EXERCISE PROMPT:
Find the lines holding the word "geld" and collect them.
--- begin ---
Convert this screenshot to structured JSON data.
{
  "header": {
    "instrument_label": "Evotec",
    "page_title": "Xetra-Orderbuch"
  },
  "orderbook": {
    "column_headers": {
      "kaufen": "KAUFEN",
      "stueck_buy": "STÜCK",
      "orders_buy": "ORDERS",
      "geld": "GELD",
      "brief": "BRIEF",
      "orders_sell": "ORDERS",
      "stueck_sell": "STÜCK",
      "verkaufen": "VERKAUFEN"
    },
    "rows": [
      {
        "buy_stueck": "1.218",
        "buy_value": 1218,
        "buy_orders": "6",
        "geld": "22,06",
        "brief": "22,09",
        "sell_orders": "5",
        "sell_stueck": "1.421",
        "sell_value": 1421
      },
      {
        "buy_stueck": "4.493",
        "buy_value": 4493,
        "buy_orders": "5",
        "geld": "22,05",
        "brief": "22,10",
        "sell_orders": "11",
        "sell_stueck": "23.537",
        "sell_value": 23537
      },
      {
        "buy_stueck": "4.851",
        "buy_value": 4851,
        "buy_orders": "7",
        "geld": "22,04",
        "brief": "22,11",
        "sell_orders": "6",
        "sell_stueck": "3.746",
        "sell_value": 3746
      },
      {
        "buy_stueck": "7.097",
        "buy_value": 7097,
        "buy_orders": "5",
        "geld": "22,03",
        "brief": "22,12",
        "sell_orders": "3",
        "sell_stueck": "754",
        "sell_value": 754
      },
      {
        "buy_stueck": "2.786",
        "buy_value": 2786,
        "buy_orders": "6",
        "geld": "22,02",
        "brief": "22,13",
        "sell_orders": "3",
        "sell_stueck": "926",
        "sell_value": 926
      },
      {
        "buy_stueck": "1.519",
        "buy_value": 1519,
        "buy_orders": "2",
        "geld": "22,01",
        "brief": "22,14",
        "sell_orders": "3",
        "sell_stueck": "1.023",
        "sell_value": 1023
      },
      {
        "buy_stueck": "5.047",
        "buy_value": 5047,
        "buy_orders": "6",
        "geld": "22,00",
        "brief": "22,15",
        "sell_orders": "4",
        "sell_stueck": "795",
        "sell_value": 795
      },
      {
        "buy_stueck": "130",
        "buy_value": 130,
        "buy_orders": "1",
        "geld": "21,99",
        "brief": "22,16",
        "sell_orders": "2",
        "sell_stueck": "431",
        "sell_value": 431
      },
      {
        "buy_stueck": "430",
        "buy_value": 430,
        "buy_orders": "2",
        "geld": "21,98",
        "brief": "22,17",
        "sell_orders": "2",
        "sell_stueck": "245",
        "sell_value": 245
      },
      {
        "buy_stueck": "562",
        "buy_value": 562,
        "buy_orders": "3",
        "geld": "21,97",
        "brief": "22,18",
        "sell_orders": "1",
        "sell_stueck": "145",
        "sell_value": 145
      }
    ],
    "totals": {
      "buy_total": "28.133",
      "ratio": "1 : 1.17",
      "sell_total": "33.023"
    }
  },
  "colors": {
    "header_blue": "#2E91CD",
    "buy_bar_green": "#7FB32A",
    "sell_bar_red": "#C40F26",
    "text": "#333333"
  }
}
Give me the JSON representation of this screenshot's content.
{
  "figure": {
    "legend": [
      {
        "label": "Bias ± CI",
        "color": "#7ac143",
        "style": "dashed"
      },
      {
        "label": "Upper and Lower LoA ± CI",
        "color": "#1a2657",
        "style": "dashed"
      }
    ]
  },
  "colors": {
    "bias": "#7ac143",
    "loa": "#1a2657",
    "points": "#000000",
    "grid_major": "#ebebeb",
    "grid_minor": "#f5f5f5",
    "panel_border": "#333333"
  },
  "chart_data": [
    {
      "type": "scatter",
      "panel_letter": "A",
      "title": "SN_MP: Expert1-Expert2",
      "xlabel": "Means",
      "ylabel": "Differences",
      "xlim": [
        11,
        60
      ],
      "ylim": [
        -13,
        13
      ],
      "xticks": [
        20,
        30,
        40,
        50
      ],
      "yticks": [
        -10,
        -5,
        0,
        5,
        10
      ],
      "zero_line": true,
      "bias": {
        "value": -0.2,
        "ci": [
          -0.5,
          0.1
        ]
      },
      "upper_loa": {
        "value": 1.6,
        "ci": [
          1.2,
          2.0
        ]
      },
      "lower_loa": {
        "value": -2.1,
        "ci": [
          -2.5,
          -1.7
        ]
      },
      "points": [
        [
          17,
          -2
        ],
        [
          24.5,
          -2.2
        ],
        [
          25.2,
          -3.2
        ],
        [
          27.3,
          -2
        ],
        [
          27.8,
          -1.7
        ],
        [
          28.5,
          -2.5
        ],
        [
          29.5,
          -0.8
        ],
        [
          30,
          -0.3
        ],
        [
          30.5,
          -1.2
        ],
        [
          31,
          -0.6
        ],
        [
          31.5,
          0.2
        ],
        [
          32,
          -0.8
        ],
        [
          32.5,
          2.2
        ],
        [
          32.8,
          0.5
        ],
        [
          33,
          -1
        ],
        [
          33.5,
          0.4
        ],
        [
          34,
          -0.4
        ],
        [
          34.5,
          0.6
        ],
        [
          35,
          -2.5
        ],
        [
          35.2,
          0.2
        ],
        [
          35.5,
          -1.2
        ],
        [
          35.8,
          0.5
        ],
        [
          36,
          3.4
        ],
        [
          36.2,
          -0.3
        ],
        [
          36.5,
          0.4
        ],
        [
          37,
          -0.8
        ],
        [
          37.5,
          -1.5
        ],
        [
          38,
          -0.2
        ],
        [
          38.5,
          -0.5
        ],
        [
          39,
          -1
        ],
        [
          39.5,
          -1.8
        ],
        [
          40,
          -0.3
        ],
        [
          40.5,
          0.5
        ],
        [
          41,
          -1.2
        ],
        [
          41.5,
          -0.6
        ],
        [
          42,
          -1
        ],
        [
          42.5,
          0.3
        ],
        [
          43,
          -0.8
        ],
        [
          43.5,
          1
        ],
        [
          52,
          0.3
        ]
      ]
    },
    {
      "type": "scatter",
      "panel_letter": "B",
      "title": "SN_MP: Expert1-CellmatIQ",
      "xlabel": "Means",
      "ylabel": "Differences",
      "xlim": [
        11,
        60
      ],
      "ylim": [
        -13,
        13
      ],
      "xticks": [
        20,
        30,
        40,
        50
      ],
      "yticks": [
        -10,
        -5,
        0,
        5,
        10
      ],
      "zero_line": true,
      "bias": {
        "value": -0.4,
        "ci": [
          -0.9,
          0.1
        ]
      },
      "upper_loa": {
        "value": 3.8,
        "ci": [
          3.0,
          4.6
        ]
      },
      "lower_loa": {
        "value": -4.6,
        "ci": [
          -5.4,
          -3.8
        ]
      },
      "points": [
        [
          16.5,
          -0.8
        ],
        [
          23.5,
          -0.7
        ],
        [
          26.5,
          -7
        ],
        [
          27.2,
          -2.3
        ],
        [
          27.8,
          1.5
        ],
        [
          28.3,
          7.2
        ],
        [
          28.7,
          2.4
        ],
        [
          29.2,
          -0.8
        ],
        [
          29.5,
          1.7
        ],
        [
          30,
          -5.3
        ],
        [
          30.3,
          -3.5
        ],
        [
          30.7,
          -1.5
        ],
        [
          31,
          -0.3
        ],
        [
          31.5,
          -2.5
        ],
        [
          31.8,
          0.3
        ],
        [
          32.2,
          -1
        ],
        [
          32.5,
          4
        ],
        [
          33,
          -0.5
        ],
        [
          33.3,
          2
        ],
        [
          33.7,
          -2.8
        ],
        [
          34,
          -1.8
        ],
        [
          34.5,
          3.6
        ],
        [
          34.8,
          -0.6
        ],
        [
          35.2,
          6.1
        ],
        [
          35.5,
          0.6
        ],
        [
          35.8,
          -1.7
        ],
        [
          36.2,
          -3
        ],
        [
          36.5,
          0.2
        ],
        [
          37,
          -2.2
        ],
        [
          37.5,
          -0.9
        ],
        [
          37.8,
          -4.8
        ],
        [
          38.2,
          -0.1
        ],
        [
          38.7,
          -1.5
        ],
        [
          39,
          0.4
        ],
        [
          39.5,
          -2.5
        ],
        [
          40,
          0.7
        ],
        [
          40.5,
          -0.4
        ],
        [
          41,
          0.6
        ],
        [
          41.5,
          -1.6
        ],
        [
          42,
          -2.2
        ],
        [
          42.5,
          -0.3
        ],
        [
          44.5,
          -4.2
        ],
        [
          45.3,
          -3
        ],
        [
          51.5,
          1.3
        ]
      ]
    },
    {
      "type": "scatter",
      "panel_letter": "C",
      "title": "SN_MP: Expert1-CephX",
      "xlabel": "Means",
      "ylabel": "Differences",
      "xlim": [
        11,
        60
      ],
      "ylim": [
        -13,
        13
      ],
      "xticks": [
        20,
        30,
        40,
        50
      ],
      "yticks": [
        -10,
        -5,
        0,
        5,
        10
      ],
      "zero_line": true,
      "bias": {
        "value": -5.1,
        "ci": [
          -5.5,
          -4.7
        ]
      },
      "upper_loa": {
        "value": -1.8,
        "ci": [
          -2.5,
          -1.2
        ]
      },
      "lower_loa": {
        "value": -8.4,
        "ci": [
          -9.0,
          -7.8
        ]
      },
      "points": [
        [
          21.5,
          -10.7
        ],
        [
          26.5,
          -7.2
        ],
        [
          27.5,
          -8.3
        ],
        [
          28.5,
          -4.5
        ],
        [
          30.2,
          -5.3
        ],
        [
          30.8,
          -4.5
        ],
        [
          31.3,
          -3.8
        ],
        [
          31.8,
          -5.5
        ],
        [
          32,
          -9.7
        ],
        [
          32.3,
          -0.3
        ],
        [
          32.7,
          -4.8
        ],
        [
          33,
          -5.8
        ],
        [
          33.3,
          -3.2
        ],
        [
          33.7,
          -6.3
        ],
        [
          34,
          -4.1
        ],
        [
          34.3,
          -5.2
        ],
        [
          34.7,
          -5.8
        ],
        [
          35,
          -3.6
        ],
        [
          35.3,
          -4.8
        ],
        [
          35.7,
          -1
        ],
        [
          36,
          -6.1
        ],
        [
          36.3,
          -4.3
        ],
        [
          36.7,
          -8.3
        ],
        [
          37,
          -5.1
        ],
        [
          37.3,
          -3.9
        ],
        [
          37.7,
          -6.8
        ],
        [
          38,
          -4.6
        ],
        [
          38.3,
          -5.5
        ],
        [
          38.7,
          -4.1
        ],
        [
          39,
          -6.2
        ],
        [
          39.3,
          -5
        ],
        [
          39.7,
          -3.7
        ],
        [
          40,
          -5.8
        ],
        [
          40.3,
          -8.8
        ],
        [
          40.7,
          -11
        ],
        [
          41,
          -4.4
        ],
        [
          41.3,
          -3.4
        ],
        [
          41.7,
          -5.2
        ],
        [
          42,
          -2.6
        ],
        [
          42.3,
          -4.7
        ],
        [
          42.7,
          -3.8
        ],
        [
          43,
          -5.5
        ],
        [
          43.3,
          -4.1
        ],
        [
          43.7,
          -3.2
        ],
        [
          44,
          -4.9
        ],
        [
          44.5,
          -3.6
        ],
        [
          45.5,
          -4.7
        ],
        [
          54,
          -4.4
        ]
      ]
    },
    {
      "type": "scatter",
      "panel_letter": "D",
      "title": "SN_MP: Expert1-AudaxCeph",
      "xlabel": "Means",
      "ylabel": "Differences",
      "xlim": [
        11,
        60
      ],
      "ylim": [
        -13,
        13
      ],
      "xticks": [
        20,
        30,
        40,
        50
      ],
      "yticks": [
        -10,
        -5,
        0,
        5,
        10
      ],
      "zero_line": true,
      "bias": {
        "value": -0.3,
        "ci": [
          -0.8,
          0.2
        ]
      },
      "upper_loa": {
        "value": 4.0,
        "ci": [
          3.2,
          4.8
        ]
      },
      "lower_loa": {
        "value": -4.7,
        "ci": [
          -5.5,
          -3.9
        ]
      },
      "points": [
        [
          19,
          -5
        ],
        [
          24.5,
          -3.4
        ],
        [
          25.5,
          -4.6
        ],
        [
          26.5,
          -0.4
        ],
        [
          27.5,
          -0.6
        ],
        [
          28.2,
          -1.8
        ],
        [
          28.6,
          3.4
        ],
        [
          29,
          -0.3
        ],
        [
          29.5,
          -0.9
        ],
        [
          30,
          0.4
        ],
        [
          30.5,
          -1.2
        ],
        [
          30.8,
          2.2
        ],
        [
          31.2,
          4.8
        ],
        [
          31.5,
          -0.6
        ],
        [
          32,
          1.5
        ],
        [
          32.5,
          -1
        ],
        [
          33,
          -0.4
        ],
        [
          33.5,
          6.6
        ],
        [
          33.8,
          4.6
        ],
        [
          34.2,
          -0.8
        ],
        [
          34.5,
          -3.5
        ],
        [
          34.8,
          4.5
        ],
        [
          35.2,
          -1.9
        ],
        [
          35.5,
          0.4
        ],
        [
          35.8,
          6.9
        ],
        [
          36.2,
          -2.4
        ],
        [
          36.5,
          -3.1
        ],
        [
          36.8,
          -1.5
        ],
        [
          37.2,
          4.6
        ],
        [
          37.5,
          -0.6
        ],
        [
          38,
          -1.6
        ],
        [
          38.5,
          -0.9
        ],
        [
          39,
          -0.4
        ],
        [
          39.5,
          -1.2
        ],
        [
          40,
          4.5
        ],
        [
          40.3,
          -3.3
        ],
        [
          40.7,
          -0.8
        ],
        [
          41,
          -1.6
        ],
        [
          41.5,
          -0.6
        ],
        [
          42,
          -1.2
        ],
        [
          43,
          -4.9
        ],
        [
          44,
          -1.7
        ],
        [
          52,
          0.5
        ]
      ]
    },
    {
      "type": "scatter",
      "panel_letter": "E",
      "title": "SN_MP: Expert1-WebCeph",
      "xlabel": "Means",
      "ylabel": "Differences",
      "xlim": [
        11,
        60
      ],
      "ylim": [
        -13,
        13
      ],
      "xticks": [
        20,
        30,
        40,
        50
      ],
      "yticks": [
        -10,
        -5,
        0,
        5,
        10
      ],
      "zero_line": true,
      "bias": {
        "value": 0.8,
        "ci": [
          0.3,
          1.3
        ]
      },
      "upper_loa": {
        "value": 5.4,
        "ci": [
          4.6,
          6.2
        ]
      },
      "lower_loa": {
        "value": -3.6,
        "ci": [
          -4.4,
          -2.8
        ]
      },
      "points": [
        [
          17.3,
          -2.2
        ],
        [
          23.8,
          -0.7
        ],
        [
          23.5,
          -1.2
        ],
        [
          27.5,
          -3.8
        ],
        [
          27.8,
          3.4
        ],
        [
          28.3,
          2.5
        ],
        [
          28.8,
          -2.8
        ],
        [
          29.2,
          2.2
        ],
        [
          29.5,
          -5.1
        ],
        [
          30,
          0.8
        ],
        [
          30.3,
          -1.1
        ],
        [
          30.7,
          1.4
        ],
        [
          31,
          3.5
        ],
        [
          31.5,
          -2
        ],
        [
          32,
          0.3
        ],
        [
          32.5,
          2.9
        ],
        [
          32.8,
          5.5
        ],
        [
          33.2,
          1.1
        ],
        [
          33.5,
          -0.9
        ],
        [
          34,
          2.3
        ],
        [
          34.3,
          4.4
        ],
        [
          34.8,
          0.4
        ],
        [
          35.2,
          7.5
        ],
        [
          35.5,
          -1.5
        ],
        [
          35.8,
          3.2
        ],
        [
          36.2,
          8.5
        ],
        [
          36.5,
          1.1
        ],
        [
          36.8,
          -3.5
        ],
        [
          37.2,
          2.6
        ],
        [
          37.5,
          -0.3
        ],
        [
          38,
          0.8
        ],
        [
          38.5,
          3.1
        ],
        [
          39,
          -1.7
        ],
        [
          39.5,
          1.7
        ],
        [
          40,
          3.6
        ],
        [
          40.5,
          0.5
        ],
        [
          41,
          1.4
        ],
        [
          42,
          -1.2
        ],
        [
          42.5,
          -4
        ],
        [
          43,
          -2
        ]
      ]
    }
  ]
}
--- end ---
TASK ANSWER:
      "geld": "GELD",
        "geld": "22,06",
        "geld": "22,05",
        "geld": "22,04",
        "geld": "22,03",
        "geld": "22,02",
        "geld": "22,01",
        "geld": "22,00",
        "geld": "21,99",
        "geld": "21,98",
        "geld": "21,97",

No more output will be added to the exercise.